Data excerpts:
* START *

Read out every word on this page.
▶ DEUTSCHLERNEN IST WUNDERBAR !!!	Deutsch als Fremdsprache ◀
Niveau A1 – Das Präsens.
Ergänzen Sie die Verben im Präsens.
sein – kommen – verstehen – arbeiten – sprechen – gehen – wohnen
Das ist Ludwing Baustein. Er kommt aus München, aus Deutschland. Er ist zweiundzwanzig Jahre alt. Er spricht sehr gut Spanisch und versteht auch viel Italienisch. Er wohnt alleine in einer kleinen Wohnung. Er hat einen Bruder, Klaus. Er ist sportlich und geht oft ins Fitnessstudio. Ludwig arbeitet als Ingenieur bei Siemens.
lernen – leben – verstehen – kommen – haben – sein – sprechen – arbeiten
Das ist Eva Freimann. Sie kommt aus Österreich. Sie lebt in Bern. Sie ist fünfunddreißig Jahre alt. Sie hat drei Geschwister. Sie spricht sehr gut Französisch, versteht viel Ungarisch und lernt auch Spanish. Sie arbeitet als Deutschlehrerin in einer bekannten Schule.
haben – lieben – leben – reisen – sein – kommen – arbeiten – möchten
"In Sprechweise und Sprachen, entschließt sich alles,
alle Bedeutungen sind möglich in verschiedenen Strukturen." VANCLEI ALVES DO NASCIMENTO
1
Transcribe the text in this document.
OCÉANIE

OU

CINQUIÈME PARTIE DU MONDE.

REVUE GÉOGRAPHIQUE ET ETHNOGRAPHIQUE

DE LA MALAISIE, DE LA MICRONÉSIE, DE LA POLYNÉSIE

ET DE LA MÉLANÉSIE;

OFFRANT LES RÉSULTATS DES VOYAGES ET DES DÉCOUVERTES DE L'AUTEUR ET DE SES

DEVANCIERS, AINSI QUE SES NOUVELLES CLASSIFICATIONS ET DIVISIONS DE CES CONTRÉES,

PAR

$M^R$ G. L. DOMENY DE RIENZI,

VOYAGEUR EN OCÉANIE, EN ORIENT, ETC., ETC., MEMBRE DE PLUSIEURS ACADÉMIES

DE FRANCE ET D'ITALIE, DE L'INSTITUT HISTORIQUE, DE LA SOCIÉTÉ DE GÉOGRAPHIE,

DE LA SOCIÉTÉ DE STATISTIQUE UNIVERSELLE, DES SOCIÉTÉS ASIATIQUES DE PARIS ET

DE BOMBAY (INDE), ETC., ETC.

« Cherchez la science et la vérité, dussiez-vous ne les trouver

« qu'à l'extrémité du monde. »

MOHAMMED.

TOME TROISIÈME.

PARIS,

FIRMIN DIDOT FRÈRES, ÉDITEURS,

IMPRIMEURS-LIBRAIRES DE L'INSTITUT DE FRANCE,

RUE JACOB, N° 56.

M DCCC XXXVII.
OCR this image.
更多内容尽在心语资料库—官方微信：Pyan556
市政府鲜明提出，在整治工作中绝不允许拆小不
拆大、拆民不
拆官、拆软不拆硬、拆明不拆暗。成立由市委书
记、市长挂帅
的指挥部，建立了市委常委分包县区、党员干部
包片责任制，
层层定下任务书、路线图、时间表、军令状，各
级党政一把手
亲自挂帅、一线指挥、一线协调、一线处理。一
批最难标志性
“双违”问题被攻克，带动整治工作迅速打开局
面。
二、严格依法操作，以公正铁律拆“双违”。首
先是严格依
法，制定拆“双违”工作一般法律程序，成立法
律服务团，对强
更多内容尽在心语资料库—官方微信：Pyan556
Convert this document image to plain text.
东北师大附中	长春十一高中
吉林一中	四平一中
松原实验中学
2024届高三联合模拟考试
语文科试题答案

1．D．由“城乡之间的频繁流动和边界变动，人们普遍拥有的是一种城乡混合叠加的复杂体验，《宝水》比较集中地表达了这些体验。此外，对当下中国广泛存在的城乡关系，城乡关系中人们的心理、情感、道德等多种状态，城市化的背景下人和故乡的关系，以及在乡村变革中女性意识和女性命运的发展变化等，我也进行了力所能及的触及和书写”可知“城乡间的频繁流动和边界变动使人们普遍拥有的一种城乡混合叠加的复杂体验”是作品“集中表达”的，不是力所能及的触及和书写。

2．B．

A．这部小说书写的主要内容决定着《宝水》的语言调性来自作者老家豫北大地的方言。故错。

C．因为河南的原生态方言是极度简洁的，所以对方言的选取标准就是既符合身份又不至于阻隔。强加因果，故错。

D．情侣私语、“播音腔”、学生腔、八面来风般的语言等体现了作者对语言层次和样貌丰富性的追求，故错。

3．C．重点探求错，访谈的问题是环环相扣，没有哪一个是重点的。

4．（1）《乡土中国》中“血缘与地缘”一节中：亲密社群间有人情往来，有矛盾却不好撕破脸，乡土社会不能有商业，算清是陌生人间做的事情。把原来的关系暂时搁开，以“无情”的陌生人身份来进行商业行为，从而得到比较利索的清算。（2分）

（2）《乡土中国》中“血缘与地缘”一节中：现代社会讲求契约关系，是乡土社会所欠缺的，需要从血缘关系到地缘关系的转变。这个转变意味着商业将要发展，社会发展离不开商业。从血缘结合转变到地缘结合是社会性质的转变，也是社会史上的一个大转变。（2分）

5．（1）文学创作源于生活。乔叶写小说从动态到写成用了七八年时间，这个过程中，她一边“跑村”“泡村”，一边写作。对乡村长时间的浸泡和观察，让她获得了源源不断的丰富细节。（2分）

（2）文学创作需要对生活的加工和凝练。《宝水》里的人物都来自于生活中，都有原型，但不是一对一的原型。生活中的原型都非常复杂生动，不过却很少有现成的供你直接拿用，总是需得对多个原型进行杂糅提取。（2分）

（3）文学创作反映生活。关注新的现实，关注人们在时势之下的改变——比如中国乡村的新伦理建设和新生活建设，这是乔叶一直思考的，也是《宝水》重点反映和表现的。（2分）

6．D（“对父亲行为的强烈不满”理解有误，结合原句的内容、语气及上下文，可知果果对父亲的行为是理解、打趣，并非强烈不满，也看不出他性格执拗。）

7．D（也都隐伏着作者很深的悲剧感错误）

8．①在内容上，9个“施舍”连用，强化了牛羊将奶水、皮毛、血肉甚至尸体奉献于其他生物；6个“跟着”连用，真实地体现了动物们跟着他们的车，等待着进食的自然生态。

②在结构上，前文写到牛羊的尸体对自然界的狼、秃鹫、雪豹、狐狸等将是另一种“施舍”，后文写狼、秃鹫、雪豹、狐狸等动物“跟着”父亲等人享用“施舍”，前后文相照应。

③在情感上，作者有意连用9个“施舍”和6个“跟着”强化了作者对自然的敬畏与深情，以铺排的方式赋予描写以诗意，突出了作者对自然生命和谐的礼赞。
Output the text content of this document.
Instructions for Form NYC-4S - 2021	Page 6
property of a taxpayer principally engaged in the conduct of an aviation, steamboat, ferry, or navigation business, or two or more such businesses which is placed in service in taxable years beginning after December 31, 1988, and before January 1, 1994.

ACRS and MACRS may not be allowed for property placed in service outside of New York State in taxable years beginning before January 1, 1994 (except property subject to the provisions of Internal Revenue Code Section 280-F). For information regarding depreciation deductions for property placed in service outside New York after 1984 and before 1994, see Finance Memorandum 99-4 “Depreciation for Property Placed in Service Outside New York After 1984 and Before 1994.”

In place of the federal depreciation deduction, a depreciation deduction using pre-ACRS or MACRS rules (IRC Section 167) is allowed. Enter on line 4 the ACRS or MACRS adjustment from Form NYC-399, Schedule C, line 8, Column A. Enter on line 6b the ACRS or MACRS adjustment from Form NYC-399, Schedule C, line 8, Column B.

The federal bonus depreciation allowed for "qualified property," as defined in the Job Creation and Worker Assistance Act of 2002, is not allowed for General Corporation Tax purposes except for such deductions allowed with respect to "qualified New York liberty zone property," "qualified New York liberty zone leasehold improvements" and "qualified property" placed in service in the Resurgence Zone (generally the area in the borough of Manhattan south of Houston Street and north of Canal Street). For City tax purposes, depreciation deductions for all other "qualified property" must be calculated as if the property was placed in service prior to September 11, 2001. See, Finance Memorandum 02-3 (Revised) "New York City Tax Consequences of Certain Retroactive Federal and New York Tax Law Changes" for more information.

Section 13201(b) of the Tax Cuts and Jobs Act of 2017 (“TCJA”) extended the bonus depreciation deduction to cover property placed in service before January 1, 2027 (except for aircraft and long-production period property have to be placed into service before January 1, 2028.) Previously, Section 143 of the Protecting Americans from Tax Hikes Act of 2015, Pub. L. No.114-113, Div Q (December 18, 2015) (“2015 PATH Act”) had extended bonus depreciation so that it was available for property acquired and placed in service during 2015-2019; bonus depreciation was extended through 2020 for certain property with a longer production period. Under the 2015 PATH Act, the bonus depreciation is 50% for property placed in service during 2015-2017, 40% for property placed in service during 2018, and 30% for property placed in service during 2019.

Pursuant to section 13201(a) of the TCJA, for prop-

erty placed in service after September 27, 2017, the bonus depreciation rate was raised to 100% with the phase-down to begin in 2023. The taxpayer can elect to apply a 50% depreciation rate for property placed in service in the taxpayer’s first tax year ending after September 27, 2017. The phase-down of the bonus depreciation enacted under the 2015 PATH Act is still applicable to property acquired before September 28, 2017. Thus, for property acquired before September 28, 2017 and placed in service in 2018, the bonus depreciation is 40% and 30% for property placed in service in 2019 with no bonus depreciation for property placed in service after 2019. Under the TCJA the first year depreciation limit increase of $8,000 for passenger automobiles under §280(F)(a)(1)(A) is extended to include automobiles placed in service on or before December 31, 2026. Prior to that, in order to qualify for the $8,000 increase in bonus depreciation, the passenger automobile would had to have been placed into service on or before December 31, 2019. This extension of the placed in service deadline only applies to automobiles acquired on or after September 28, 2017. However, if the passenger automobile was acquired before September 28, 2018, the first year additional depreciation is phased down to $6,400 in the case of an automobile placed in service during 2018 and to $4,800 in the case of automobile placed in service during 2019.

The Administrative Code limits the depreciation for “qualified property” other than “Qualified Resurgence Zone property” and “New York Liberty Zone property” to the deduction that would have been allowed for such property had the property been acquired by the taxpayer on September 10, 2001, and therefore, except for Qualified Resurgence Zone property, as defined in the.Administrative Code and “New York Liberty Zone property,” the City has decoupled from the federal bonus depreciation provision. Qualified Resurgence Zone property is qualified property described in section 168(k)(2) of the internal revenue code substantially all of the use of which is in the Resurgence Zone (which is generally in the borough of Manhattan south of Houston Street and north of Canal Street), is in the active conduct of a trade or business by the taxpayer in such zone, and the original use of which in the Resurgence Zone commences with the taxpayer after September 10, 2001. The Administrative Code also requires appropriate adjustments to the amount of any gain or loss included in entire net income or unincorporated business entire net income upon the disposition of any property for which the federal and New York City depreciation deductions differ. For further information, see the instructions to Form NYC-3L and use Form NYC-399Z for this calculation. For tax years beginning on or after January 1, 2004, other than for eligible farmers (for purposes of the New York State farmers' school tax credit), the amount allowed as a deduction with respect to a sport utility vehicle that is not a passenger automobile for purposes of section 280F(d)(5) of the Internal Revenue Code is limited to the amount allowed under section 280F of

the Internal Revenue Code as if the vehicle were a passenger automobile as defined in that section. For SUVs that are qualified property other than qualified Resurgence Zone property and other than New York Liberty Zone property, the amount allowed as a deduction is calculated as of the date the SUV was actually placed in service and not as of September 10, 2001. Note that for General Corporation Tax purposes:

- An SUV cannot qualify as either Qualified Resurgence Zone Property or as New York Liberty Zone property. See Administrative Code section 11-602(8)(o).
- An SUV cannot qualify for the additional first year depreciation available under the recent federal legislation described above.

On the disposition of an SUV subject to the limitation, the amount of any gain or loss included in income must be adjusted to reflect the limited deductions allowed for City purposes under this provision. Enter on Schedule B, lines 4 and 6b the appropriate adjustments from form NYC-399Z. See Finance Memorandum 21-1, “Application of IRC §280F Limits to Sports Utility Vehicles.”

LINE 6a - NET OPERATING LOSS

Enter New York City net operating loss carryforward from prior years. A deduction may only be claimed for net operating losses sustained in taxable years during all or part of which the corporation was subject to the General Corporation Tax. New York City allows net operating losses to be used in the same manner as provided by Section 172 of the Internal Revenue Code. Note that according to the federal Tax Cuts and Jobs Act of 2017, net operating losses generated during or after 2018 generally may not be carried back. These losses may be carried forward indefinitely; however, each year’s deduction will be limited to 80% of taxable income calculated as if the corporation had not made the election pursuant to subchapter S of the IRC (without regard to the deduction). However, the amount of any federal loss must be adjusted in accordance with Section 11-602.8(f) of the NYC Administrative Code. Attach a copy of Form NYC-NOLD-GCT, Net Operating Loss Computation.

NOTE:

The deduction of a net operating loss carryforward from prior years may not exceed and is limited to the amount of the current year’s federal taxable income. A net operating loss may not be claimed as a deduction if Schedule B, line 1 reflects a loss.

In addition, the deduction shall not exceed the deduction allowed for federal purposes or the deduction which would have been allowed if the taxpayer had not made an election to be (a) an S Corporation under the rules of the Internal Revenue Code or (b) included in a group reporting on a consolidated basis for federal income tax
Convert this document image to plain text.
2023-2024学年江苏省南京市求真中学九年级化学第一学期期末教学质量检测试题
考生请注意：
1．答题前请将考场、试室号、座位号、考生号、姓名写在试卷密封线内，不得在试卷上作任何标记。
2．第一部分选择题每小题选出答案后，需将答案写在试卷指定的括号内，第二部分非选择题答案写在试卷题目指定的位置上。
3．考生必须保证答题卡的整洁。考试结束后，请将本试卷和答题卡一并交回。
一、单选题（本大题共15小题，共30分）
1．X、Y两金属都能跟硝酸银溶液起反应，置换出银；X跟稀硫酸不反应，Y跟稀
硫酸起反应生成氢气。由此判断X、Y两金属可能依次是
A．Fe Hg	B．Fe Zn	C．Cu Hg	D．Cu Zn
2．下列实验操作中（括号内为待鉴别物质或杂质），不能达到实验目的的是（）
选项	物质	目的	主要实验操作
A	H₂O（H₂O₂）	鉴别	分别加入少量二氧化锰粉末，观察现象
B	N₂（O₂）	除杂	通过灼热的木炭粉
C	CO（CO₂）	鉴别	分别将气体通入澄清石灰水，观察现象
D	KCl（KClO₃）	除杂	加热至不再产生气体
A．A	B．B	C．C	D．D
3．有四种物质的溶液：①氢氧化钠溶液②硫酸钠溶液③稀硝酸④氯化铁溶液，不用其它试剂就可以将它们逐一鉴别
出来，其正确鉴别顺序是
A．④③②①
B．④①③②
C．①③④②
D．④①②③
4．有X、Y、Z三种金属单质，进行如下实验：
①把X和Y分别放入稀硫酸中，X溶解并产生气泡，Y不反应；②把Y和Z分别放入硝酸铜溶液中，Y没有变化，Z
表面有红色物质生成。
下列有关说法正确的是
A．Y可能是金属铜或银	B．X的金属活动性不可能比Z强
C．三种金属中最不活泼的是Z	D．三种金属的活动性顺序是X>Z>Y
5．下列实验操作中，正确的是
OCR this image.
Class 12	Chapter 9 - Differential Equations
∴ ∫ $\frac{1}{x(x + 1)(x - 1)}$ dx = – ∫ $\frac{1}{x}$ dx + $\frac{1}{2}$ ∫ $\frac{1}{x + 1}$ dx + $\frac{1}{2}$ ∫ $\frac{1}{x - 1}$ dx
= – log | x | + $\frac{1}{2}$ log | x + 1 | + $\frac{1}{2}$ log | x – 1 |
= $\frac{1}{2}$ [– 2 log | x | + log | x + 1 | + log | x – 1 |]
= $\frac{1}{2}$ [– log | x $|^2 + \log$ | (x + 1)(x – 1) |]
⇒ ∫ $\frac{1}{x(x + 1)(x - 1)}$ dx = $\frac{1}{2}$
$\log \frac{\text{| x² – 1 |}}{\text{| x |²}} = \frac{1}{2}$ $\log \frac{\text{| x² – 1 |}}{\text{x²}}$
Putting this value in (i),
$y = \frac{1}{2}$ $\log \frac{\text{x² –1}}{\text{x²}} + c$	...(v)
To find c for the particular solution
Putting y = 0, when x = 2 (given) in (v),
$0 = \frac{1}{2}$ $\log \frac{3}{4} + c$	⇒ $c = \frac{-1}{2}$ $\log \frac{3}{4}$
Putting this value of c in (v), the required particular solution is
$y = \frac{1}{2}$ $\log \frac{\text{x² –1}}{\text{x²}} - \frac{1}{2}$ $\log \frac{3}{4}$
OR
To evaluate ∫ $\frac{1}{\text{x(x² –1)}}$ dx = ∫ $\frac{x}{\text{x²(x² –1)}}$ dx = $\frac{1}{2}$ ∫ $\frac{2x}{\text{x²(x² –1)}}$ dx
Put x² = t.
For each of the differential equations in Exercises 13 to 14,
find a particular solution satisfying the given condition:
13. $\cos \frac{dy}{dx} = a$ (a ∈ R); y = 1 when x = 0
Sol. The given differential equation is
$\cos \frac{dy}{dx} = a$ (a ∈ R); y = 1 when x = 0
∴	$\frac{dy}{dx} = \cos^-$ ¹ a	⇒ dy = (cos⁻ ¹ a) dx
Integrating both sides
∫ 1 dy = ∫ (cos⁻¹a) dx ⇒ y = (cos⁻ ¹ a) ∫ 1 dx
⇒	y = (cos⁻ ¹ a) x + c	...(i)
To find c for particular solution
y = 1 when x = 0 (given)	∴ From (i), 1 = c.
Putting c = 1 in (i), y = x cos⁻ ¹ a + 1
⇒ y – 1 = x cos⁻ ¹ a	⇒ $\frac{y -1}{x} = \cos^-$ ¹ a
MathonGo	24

* END *

**What is needed**:
Check each line above for the string "sehr", then copy the ones that have it.

**Correct result**:
Das ist Ludwing Baustein. Er kommt aus München, aus Deutschland. Er ist zweiundzwanzig Jahre alt. Er spricht sehr gut Spanisch und versteht auch viel Italienisch. Er wohnt alleine in einer kleinen Wohnung. Er hat einen Bruder, Klaus. Er ist sportlich und geht oft ins Fitnessstudio. Ludwig arbeitet als Ingenieur bei Siemens.
Das ist Eva Freimann. Sie kommt aus Österreich. Sie lebt in Bern. Sie ist fünfunddreißig Jahre alt. Sie hat drei Geschwister. Sie spricht sehr gut Französisch, versteht viel Ungarisch und lernt auch Spanish. Sie arbeitet als Deutschlehrerin in einer bekannten Schule.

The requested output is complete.